Instruction:
Please write out the complete listing that follows, exactly as it reads.
_ _ _ _
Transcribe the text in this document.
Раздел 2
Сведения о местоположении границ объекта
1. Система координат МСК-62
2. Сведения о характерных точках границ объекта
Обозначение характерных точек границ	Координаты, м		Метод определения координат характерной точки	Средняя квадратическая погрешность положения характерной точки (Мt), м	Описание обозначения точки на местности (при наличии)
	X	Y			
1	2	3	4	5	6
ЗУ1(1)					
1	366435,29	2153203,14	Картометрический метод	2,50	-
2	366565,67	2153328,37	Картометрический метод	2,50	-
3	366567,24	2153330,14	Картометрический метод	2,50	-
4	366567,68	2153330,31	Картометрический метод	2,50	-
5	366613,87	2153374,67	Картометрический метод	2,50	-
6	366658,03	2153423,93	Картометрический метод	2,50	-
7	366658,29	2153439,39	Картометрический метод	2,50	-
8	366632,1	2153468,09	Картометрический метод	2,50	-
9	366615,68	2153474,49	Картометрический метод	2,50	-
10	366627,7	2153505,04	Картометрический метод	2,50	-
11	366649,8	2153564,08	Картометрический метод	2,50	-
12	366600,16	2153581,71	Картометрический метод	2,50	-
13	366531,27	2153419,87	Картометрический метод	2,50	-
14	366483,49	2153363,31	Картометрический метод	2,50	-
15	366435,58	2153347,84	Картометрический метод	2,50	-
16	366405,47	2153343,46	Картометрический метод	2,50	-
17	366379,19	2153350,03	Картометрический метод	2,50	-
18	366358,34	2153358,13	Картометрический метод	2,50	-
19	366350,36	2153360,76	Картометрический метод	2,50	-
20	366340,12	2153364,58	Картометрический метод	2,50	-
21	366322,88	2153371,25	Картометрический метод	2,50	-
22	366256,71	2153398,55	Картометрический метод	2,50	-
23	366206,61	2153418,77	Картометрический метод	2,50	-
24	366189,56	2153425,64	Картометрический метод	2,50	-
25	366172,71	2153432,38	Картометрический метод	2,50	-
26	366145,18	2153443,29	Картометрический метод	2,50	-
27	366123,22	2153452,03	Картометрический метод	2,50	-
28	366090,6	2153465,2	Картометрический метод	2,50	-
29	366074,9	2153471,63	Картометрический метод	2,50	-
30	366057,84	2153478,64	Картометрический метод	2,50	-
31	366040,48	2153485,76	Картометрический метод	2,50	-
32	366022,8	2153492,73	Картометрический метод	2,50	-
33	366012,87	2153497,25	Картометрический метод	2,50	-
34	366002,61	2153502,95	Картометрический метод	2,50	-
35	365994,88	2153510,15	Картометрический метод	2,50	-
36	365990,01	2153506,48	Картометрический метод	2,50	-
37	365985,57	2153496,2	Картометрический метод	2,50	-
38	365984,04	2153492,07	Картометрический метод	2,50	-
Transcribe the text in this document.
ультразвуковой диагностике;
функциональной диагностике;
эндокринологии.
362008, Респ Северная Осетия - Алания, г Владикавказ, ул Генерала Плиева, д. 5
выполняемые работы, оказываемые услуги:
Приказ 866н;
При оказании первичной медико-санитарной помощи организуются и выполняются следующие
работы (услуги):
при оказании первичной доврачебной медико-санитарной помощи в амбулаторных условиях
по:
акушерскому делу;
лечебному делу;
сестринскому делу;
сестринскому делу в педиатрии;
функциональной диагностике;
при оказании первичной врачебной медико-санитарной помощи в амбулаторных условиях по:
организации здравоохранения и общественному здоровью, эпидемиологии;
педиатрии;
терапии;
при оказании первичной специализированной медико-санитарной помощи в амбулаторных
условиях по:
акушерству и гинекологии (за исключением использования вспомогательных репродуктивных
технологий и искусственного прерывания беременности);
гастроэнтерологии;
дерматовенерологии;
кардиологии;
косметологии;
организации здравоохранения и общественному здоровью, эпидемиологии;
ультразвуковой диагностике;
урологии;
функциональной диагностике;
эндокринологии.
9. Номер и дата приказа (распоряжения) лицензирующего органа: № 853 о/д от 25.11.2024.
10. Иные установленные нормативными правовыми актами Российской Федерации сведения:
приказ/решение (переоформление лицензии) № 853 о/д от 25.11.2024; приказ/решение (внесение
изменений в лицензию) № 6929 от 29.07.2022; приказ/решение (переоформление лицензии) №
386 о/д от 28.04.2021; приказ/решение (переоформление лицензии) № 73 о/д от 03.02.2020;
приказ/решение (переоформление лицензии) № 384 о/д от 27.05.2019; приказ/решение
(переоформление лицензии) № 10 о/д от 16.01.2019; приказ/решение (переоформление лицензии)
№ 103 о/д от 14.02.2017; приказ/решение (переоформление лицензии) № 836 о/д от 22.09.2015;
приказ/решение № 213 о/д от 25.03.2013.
_ _ _ _
Solution to the exercise:
Transcribe the text in this document.
Раздел 2
Сведения о местоположении границ объекта
1. Система координат МСК-62
2. Сведения о характерных точках границ объекта
Обозначение характерных точек границ	Координаты, м		Метод определения координат характерной точки	Средняя квадратическая погрешность положения характерной точки (Мt), м	Описание обозначения точки на местности (при наличии)
	X	Y			
1	2	3	4	5	6
ЗУ1(1)					
1	366435,29	2153203,14	Картометрический метод	2,50	-
2	366565,67	2153328,37	Картометрический метод	2,50	-
3	366567,24	2153330,14	Картометрический метод	2,50	-
4	366567,68	2153330,31	Картометрический метод	2,50	-
5	366613,87	2153374,67	Картометрический метод	2,50	-
6	366658,03	2153423,93	Картометрический метод	2,50	-
7	366658,29	2153439,39	Картометрический метод	2,50	-
8	366632,1	2153468,09	Картометрический метод	2,50	-
9	366615,68	2153474,49	Картометрический метод	2,50	-
10	366627,7	2153505,04	Картометрический метод	2,50	-
11	366649,8	2153564,08	Картометрический метод	2,50	-
12	366600,16	2153581,71	Картометрический метод	2,50	-
13	366531,27	2153419,87	Картометрический метод	2,50	-
14	366483,49	2153363,31	Картометрический метод	2,50	-
15	366435,58	2153347,84	Картометрический метод	2,50	-
16	366405,47	2153343,46	Картометрический метод	2,50	-
17	366379,19	2153350,03	Картометрический метод	2,50	-
18	366358,34	2153358,13	Картометрический метод	2,50	-
19	366350,36	2153360,76	Картометрический метод	2,50	-
20	366340,12	2153364,58	Картометрический метод	2,50	-
21	366322,88	2153371,25	Картометрический метод	2,50	-
22	366256,71	2153398,55	Картометрический метод	2,50	-
23	366206,61	2153418,77	Картометрический метод	2,50	-
24	366189,56	2153425,64	Картометрический метод	2,50	-
25	366172,71	2153432,38	Картометрический метод	2,50	-
26	366145,18	2153443,29	Картометрический метод	2,50	-
27	366123,22	2153452,03	Картометрический метод	2,50	-
28	366090,6	2153465,2	Картометрический метод	2,50	-
29	366074,9	2153471,63	Картометрический метод	2,50	-
30	366057,84	2153478,64	Картометрический метод	2,50	-
31	366040,48	2153485,76	Картометрический метод	2,50	-
32	366022,8	2153492,73	Картометрический метод	2,50	-
33	366012,87	2153497,25	Картометрический метод	2,50	-
34	366002,61	2153502,95	Картометрический метод	2,50	-
35	365994,88	2153510,15	Картометрический метод	2,50	-
36	365990,01	2153506,48	Картометрический метод	2,50	-
37	365985,57	2153496,2	Картометрический метод	2,50	-
38	365984,04	2153492,07	Картометрический метод	2,50	-
Transcribe the text in this document.
ультразвуковой диагностике;
функциональной диагностике;
эндокринологии.
362008, Респ Северная Осетия - Алания, г Владикавказ, ул Генерала Плиева, д. 5
выполняемые работы, оказываемые услуги:
Приказ 866н;
При оказании первичной медико-санитарной помощи организуются и выполняются следующие
работы (услуги):
при оказании первичной доврачебной медико-санитарной помощи в амбулаторных условиях
по:
акушерскому делу;
лечебному делу;
сестринскому делу;
сестринскому делу в педиатрии;
функциональной диагностике;
при оказании первичной врачебной медико-санитарной помощи в амбулаторных условиях по:
организации здравоохранения и общественному здоровью, эпидемиологии;
педиатрии;
терапии;
при оказании первичной специализированной медико-санитарной помощи в амбулаторных
условиях по:
акушерству и гинекологии (за исключением использования вспомогательных репродуктивных
технологий и искусственного прерывания беременности);
гастроэнтерологии;
дерматовенерологии;
кардиологии;
косметологии;
организации здравоохранения и общественному здоровью, эпидемиологии;
ультразвуковой диагностике;
урологии;
функциональной диагностике;
эндокринологии.
9. Номер и дата приказа (распоряжения) лицензирующего органа: № 853 о/д от 25.11.2024.
10. Иные установленные нормативными правовыми актами Российской Федерации сведения:
приказ/решение (переоформление лицензии) № 853 о/д от 25.11.2024; приказ/решение (внесение
изменений в лицензию) № 6929 от 29.07.2022; приказ/решение (переоформление лицензии) №
386 о/д от 28.04.2021; приказ/решение (переоформление лицензии) № 73 о/д от 03.02.2020;
приказ/решение (переоформление лицензии) № 384 о/д от 27.05.2019; приказ/решение
(переоформление лицензии) № 10 о/д от 16.01.2019; приказ/решение (переоформление лицензии)
№ 103 о/д от 14.02.2017; приказ/решение (переоформление лицензии) № 836 о/д от 22.09.2015;
приказ/решение № 213 о/д от 25.03.2013.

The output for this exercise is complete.